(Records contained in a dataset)
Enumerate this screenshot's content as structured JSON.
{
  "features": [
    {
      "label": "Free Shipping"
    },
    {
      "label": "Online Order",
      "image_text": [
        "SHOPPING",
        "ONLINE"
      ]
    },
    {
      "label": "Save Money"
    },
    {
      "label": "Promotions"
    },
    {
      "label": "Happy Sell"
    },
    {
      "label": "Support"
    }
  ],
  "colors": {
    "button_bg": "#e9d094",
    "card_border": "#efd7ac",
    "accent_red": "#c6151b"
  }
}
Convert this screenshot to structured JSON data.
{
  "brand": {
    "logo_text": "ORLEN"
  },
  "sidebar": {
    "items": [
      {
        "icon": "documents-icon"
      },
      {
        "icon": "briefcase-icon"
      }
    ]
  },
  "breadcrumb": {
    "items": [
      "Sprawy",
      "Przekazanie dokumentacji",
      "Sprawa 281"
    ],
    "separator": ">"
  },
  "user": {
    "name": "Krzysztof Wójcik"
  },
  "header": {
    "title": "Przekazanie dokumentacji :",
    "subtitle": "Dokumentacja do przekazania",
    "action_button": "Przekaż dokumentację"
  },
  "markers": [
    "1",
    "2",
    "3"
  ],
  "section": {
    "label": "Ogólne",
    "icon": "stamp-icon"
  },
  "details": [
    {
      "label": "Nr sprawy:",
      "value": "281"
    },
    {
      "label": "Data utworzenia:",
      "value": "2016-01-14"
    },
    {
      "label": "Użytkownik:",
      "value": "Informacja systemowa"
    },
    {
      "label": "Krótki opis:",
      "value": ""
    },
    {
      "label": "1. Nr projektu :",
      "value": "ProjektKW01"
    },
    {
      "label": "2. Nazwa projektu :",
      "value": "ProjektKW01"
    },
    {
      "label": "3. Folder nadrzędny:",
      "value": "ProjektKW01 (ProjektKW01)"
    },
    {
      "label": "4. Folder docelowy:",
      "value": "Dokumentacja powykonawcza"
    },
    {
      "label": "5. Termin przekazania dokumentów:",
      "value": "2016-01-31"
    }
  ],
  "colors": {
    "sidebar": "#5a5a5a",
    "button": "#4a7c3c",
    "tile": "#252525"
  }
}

● The problem
Look above for every line with the word "structured" and copy it.

● Response
Enumerate this screenshot's content as structured JSON.
Convert this screenshot to structured JSON data.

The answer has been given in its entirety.